WHAT IS NEEDED: Copy word for word everything in the items from the line containing "pillow bbox=[395, 590, 481, 636]" down to the line containing "vanity-basin-icon bbox=[1477, 360, 1547, 444]", including both of those lines.

DATA FOR THE TASK:
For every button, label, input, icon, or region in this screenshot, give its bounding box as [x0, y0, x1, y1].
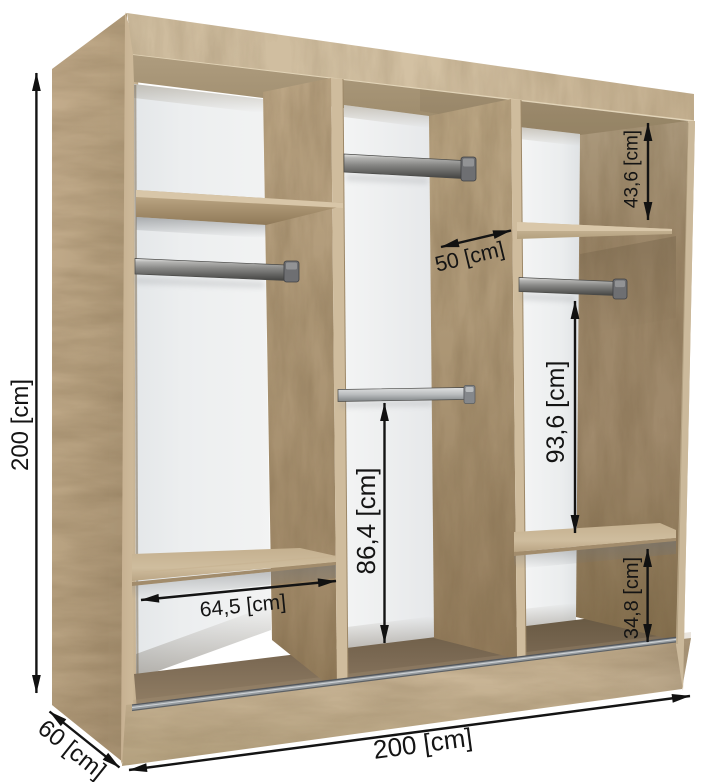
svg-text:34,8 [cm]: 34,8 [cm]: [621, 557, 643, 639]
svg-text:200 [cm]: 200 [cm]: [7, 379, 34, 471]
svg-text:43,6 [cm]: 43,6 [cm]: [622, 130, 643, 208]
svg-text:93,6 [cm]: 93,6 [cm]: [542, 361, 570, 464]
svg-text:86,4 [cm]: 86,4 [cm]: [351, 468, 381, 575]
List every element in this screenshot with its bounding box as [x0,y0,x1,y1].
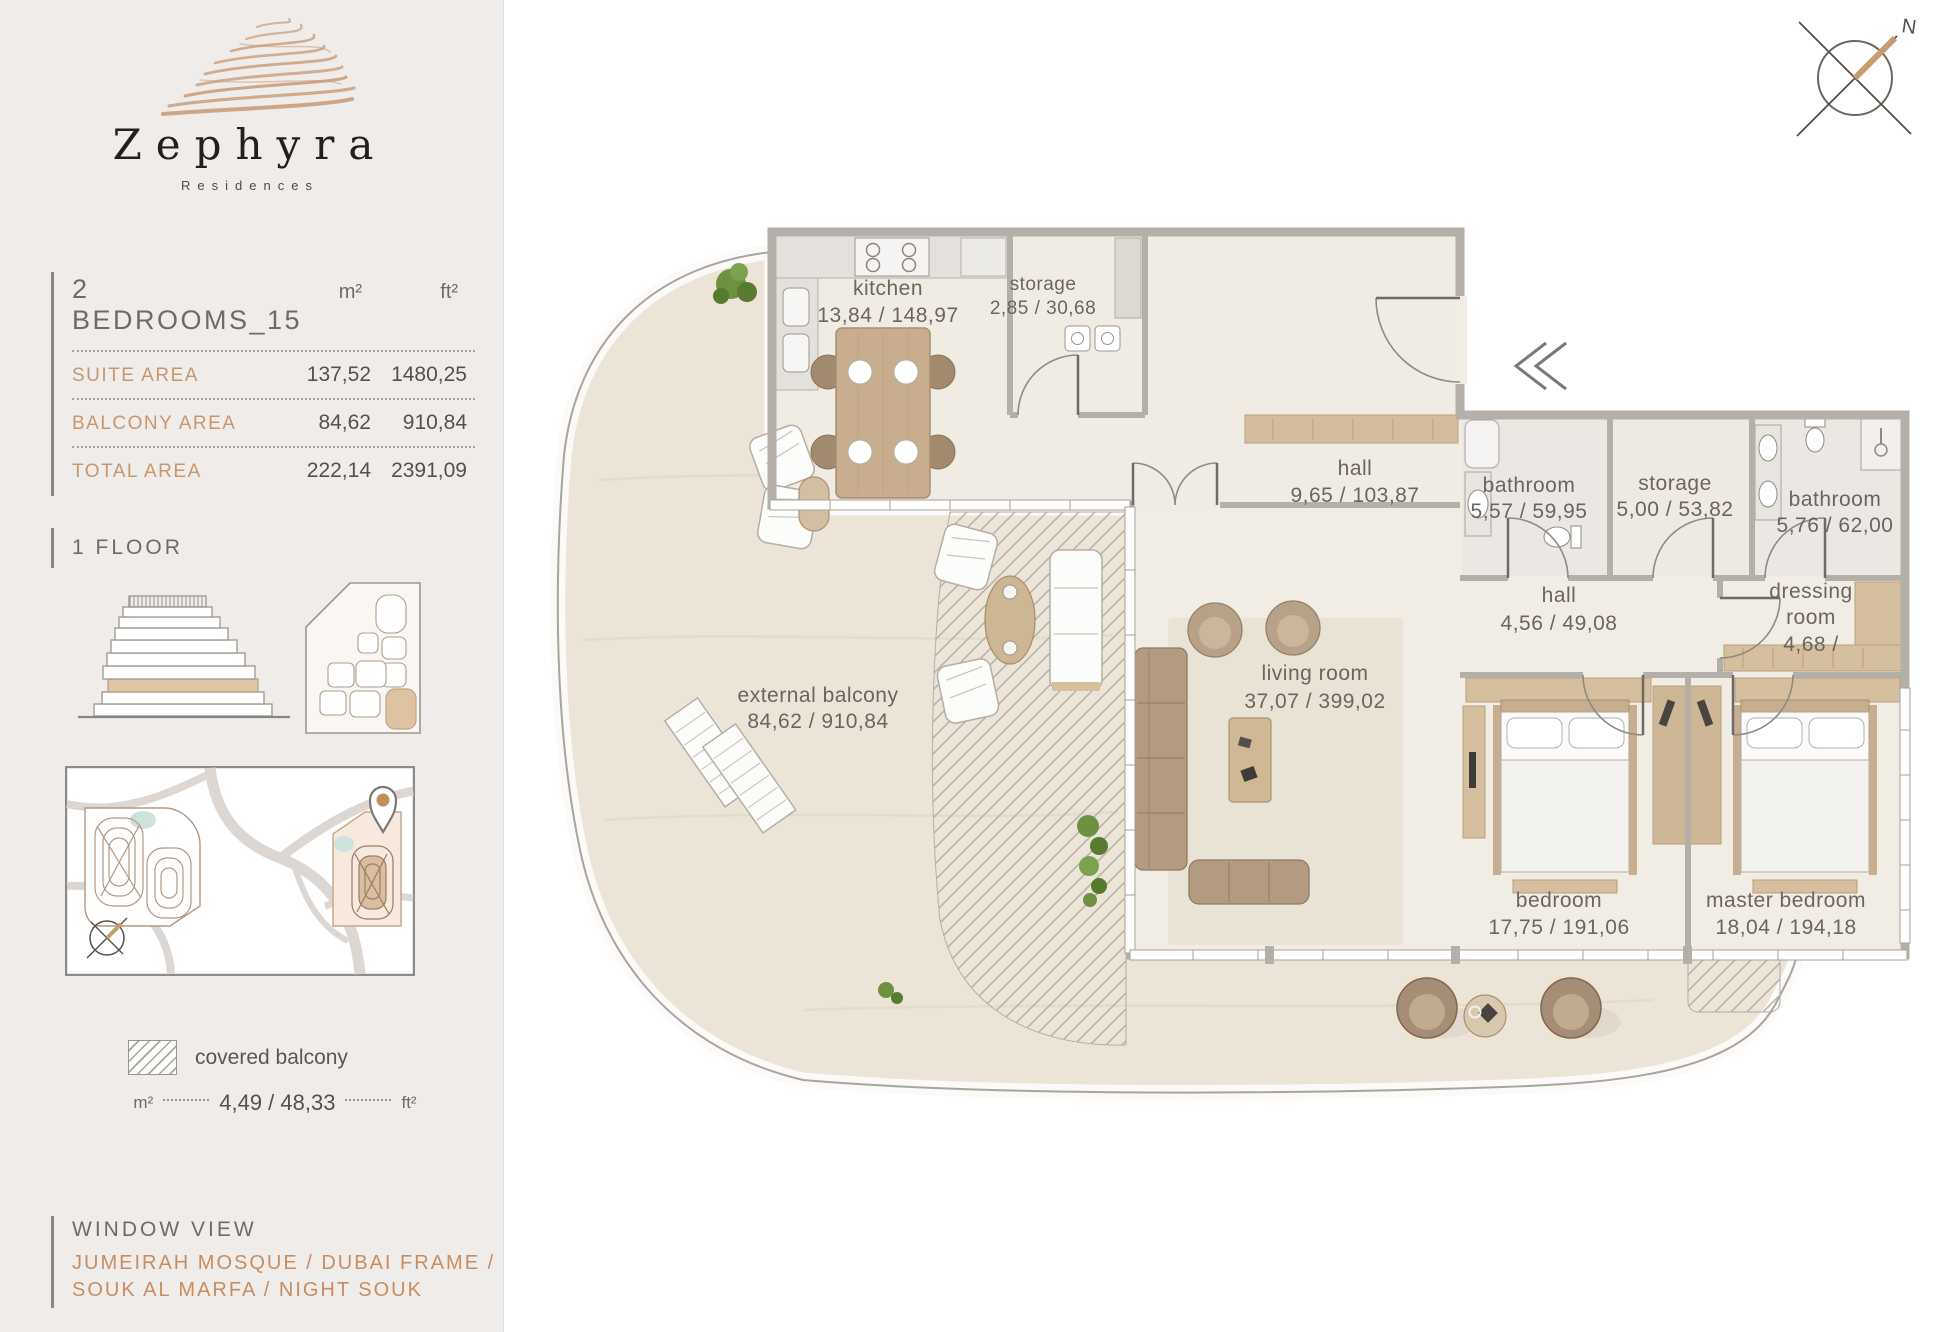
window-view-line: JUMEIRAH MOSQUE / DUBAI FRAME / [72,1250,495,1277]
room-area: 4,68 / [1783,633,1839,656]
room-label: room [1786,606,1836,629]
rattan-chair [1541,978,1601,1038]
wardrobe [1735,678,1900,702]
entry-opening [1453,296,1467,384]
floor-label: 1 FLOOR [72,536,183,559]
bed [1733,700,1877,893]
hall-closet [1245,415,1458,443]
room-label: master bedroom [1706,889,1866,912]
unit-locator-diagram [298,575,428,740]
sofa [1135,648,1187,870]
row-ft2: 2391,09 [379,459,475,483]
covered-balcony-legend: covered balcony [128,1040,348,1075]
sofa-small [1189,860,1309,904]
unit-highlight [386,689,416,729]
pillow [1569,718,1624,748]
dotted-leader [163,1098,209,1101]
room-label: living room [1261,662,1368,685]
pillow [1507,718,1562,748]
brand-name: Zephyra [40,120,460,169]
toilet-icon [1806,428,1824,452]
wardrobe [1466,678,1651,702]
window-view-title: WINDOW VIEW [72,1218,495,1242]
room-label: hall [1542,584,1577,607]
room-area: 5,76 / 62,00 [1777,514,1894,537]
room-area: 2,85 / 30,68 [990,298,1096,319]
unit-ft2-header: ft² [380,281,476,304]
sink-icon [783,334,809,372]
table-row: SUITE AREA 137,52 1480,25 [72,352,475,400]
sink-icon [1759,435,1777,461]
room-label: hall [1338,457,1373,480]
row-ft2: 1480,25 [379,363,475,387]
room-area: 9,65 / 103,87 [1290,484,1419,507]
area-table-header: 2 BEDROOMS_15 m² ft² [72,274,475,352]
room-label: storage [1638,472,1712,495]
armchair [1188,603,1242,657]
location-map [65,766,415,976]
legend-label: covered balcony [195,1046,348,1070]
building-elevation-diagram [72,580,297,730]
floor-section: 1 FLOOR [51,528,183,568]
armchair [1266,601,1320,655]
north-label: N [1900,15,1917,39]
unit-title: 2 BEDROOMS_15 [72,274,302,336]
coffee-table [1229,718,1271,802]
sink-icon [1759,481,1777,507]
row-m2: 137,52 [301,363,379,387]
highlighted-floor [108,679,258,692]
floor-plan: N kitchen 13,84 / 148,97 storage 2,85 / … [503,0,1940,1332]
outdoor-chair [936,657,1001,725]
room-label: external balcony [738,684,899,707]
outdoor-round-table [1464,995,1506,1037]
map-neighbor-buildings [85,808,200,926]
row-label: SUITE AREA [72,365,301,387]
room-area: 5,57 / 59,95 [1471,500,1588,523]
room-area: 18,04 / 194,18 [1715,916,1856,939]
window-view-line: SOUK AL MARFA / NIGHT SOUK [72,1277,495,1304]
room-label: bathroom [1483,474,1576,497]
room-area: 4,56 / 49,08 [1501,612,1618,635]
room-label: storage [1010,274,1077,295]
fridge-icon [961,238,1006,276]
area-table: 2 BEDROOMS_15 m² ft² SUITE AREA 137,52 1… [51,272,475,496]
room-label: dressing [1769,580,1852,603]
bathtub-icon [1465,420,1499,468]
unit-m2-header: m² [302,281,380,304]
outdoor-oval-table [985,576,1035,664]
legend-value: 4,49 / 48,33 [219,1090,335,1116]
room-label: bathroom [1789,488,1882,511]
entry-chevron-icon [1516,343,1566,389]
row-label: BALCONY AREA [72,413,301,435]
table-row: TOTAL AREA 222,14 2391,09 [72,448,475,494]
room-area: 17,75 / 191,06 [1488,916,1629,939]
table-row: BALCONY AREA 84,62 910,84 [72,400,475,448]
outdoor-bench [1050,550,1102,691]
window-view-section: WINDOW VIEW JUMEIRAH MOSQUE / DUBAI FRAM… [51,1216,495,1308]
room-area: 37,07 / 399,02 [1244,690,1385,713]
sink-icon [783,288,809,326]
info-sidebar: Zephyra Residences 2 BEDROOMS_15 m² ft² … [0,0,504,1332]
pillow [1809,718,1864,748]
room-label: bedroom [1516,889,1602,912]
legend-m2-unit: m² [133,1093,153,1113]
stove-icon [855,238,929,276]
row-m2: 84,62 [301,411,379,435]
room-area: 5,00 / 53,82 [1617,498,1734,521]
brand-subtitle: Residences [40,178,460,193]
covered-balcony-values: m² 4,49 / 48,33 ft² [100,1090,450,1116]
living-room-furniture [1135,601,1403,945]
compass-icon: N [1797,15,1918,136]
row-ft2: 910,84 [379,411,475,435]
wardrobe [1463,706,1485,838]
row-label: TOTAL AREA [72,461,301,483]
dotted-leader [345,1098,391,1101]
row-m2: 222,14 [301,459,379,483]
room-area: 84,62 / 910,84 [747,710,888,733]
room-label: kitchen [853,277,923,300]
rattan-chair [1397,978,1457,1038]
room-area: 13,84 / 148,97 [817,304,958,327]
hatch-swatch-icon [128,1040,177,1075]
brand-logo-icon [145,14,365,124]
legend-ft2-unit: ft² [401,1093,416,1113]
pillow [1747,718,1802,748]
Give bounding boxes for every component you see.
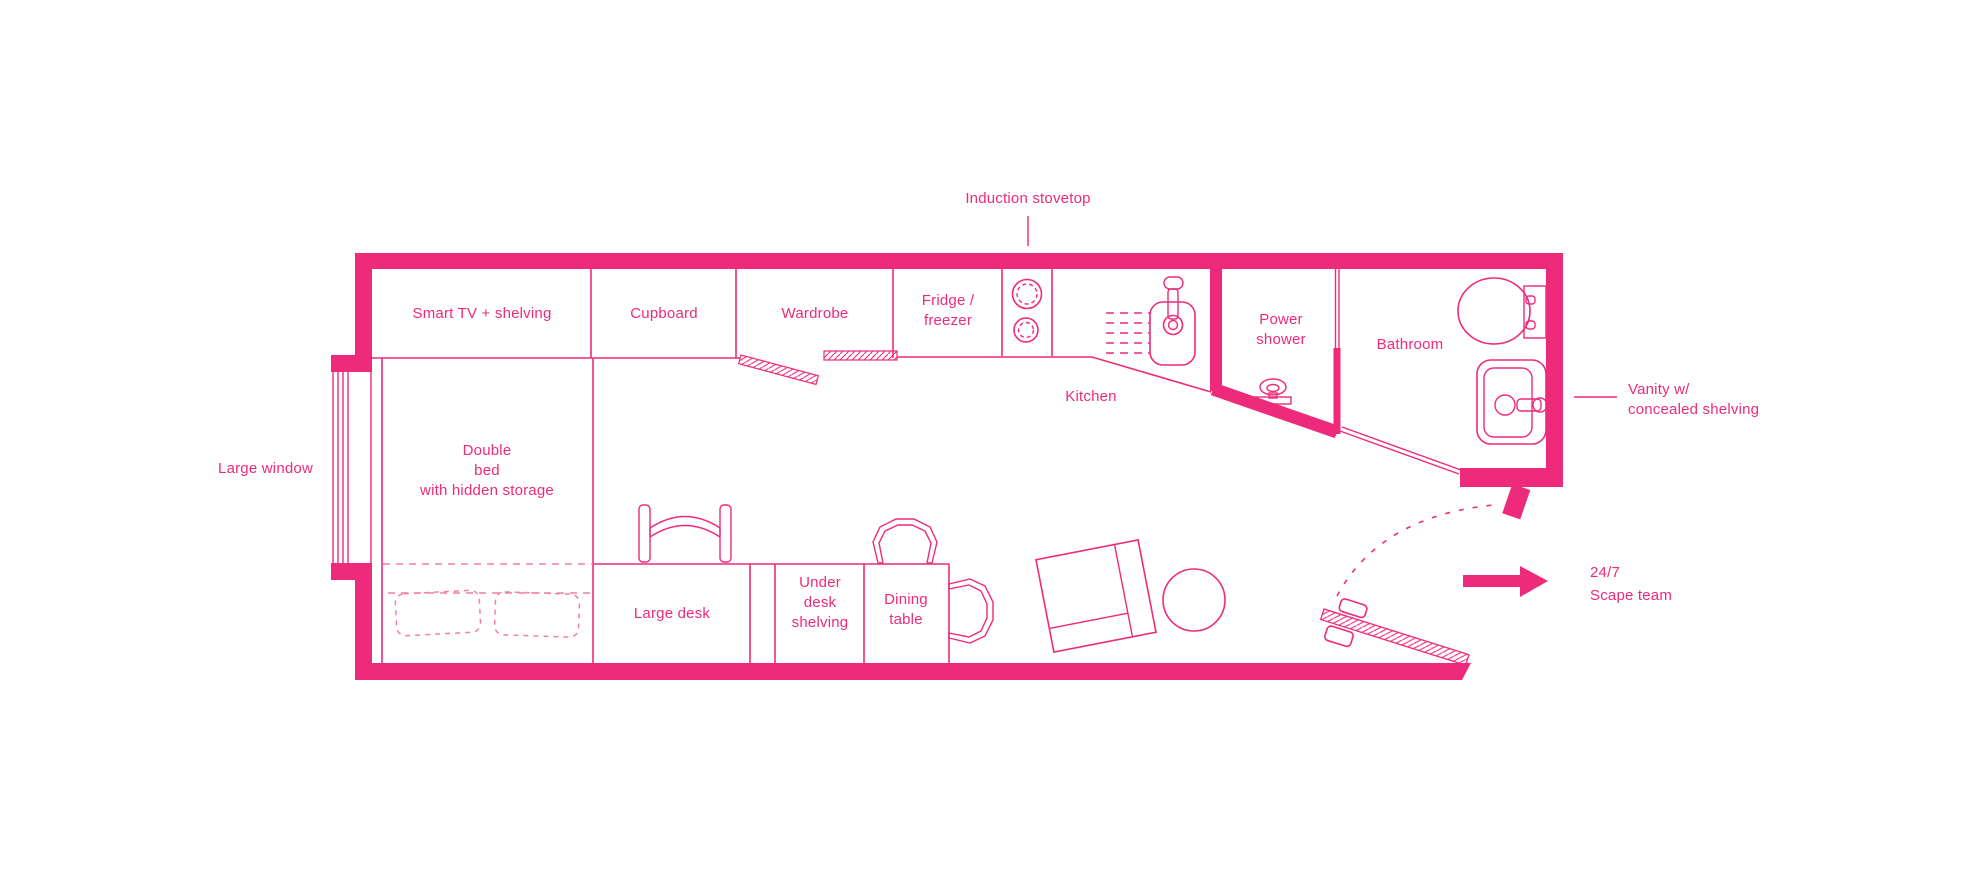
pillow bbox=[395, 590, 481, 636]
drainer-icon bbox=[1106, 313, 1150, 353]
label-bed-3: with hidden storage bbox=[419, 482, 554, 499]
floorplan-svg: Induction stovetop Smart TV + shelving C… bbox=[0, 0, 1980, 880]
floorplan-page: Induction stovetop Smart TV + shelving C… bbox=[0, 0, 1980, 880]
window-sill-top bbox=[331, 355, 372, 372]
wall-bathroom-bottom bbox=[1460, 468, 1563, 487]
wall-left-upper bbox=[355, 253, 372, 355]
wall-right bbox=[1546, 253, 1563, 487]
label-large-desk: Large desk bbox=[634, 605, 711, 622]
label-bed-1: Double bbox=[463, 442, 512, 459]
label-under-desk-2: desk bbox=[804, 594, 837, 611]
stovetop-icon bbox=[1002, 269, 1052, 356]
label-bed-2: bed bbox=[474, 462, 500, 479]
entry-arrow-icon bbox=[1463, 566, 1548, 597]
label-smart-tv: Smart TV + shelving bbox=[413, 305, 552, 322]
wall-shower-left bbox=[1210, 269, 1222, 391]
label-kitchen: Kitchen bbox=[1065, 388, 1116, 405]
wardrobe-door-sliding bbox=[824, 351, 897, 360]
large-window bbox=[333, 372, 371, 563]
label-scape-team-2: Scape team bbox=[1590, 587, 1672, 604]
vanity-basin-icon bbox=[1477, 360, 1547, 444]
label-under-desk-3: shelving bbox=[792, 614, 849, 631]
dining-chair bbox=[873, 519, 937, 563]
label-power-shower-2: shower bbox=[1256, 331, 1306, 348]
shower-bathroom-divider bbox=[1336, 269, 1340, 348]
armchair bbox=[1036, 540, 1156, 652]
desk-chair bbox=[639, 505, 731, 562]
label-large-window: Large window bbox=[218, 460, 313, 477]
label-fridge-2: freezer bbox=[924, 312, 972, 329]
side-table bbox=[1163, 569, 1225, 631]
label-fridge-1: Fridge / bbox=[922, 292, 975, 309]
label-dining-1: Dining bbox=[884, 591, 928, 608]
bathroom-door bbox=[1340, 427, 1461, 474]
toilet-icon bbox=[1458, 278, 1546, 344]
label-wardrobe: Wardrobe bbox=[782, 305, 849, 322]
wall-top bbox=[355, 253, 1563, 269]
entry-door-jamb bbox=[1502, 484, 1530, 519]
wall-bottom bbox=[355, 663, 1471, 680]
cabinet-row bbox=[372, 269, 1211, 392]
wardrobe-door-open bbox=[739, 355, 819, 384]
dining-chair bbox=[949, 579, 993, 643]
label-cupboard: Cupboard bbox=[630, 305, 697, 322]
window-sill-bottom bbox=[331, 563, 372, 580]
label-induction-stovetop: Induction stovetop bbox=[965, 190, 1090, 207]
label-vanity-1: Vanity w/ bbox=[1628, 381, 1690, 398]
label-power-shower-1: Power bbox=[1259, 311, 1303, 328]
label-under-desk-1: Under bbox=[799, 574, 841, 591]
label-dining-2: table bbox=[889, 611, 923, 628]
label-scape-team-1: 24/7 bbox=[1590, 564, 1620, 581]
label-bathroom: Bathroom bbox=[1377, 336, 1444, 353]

ANSWER IN FULL:
pillow bbox=[395, 590, 481, 636]
drainer-icon bbox=[1106, 313, 1150, 353]
label-bed-3: with hidden storage bbox=[419, 482, 554, 499]
floorplan-svg: Induction stovetop Smart TV + shelving C… bbox=[0, 0, 1980, 880]
floorplan-page: Induction stovetop Smart TV + shelving C… bbox=[0, 0, 1980, 880]
window-sill-top bbox=[331, 355, 372, 372]
wall-bathroom-bottom bbox=[1460, 468, 1563, 487]
wall-left-upper bbox=[355, 253, 372, 355]
wall-right bbox=[1546, 253, 1563, 487]
label-large-desk: Large desk bbox=[634, 605, 711, 622]
label-bed-1: Double bbox=[463, 442, 512, 459]
label-under-desk-2: desk bbox=[804, 594, 837, 611]
stovetop-icon bbox=[1002, 269, 1052, 356]
label-bed-2: bed bbox=[474, 462, 500, 479]
entry-arrow-icon bbox=[1463, 566, 1548, 597]
label-smart-tv: Smart TV + shelving bbox=[413, 305, 552, 322]
wall-shower-left bbox=[1210, 269, 1222, 391]
label-kitchen: Kitchen bbox=[1065, 388, 1116, 405]
wardrobe-door-sliding bbox=[824, 351, 897, 360]
large-window bbox=[333, 372, 371, 563]
label-scape-team-2: Scape team bbox=[1590, 587, 1672, 604]
vanity-basin-icon bbox=[1477, 360, 1547, 444]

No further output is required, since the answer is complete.